What the exercise asks: In the records below, find the line containing "Convert this chart". Output it and every line after it to the end, unchanged, with no pictures.
────────────────────────────────────────
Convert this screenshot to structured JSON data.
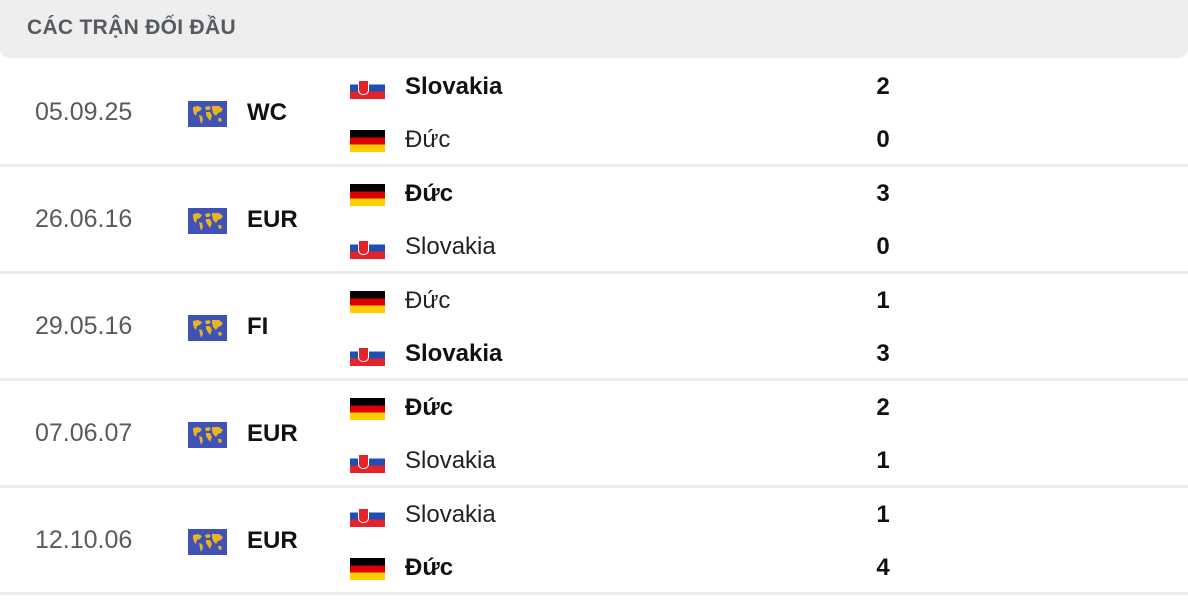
{
  "header": {
    "title": "CÁC TRẬN ĐỐI ĐẦU"
  },
  "matches": [
    {
      "date": "05.09.25",
      "competition": "WC",
      "home": {
        "name": "Slovakia",
        "flag": "slovakia",
        "score": "2",
        "winner": true
      },
      "away": {
        "name": "Đức",
        "flag": "germany",
        "score": "0",
        "winner": false
      }
    },
    {
      "date": "26.06.16",
      "competition": "EUR",
      "home": {
        "name": "Đức",
        "flag": "germany",
        "score": "3",
        "winner": true
      },
      "away": {
        "name": "Slovakia",
        "flag": "slovakia",
        "score": "0",
        "winner": false
      }
    },
    {
      "date": "29.05.16",
      "competition": "FI",
      "home": {
        "name": "Đức",
        "flag": "germany",
        "score": "1",
        "winner": false
      },
      "away": {
        "name": "Slovakia",
        "flag": "slovakia",
        "score": "3",
        "winner": true
      }
    },
    {
      "date": "07.06.07",
      "competition": "EUR",
      "home": {
        "name": "Đức",
        "flag": "germany",
        "score": "2",
        "winner": true
      },
      "away": {
        "name": "Slovakia",
        "flag": "slovakia",
        "score": "1",
        "winner": false
      }
    },
    {
      "date": "12.10.06",
      "competition": "EUR",
      "home": {
        "name": "Slovakia",
        "flag": "slovakia",
        "score": "1",
        "winner": false
      },
      "away": {
        "name": "Đức",
        "flag": "germany",
        "score": "4",
        "winner": true
      }
    }
  ],
  "colors": {
    "competition_icon": "#4052b5",
    "header_bg": "#eeeeee"
  }
}
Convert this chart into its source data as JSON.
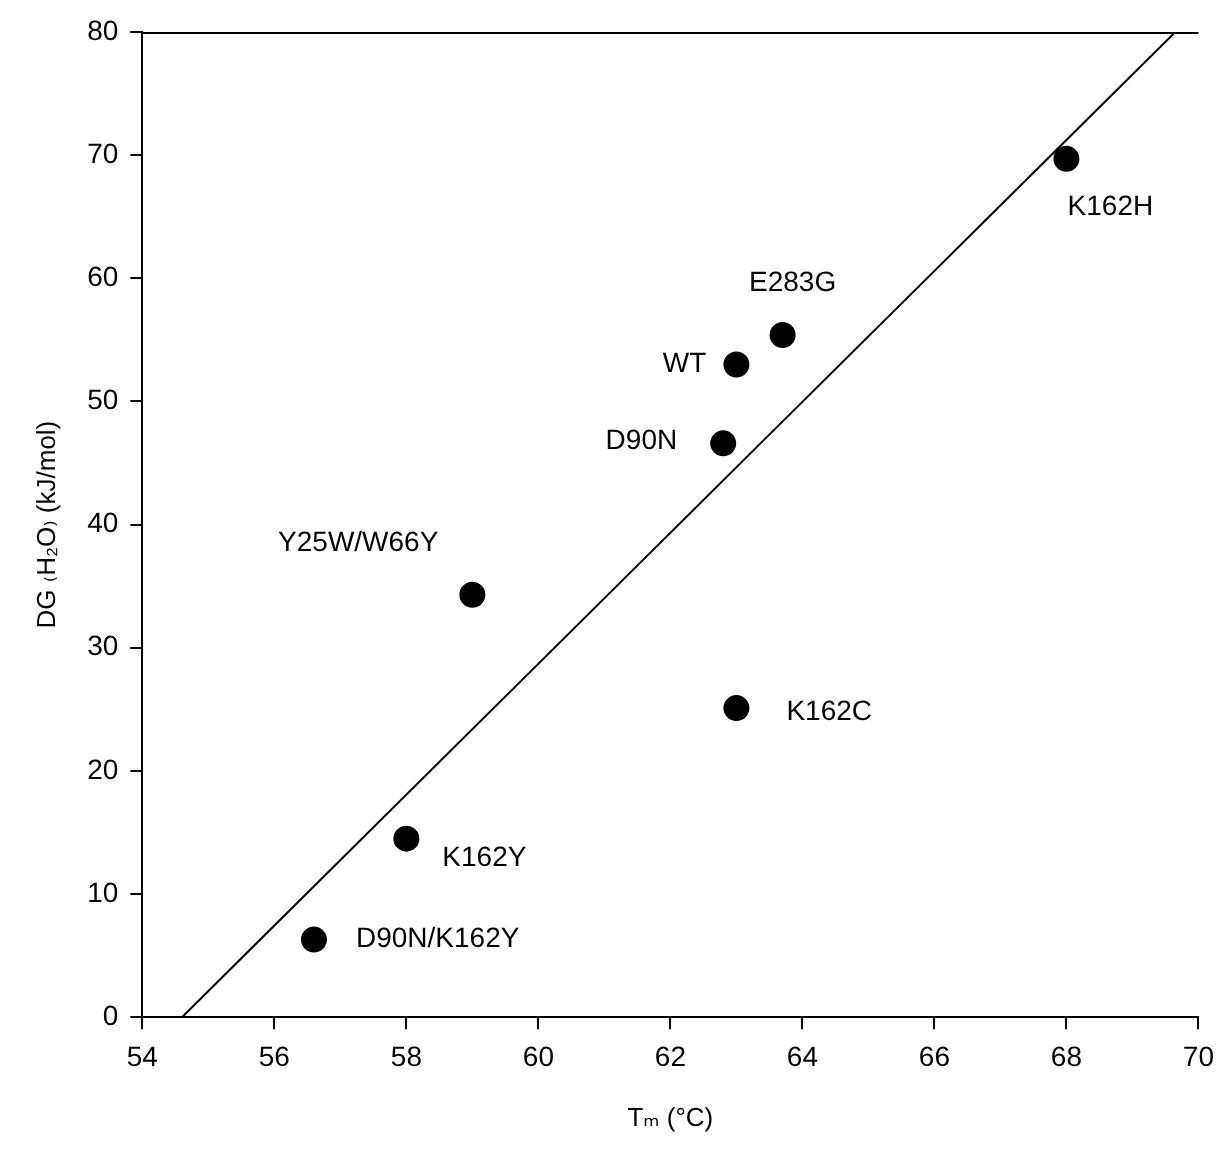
{
  "chart_data": {
    "type": "scatter",
    "xlabel": "Tₘ (°C)",
    "ylabel": "DG ₍H₂O₎ (kJ/mol)",
    "xlim": [
      54,
      70
    ],
    "xticks": [
      54,
      56,
      58,
      60,
      62,
      64,
      66,
      68,
      70
    ],
    "ylim": [
      0,
      80
    ],
    "yticks": [
      0,
      10,
      20,
      30,
      40,
      50,
      60,
      70,
      80
    ],
    "grid": false,
    "legend": false,
    "marker": "circle",
    "series": [
      {
        "type": "scatter",
        "color": "#000000",
        "x": [
          68,
          63.7,
          63,
          62.8,
          59,
          63,
          58,
          56.6
        ],
        "values": [
          69.7,
          55.4,
          53,
          46.6,
          34.3,
          25.1,
          14.5,
          6.3
        ]
      },
      {
        "type": "line",
        "color": "#000000",
        "marker": "none",
        "x": [
          54.6,
          69.65
        ],
        "values": [
          0,
          80
        ]
      }
    ],
    "annotations": [
      {
        "text": "K162H",
        "x": 68,
        "y": 69.7
      },
      {
        "text": "E283G",
        "x": 63.7,
        "y": 55.4
      },
      {
        "text": "WT",
        "x": 63,
        "y": 53
      },
      {
        "text": "D90N",
        "x": 62.8,
        "y": 46.6
      },
      {
        "text": "Y25W/W66Y",
        "x": 59,
        "y": 34.3
      },
      {
        "text": "K162C",
        "x": 63,
        "y": 25.1
      },
      {
        "text": "K162Y",
        "x": 58,
        "y": 14.5
      },
      {
        "text": "D90N/K162Y",
        "x": 56.6,
        "y": 6.3
      }
    ]
  }
}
────────────────────────────────────────
Exercise output:
Convert this chart into its source data as JSON.
{
  "chart_data": {
    "type": "scatter",
    "xlabel": "Tₘ (°C)",
    "ylabel": "DG ₍H₂O₎ (kJ/mol)",
    "xlim": [
      54,
      70
    ],
    "xticks": [
      54,
      56,
      58,
      60,
      62,
      64,
      66,
      68,
      70
    ],
    "ylim": [
      0,
      80
    ],
    "yticks": [
      0,
      10,
      20,
      30,
      40,
      50,
      60,
      70,
      80
    ],
    "grid": false,
    "legend": false,
    "marker": "circle",
    "series": [
      {
        "type": "scatter",
        "color": "#000000",
        "x": [
          68,
          63.7,
          63,
          62.8,
          59,
          63,
          58,
          56.6
        ],
        "values": [
          69.7,
          55.4,
          53,
          46.6,
          34.3,
          25.1,
          14.5,
          6.3
        ]
      },
      {
        "type": "line",
        "color": "#000000",
        "marker": "none",
        "x": [
          54.6,
          69.65
        ],
        "values": [
          0,
          80
        ]
      }
    ],
    "annotations": [
      {
        "text": "K162H",
        "x": 68,
        "y": 69.7
      },
      {
        "text": "E283G",
        "x": 63.7,
        "y": 55.4
      },
      {
        "text": "WT",
        "x": 63,
        "y": 53
      },
      {
        "text": "D90N",
        "x": 62.8,
        "y": 46.6
      },
      {
        "text": "Y25W/W66Y",
        "x": 59,
        "y": 34.3
      },
      {
        "text": "K162C",
        "x": 63,
        "y": 25.1
      },
      {
        "text": "K162Y",
        "x": 58,
        "y": 14.5
      },
      {
        "text": "D90N/K162Y",
        "x": 56.6,
        "y": 6.3
      }
    ]
  }
}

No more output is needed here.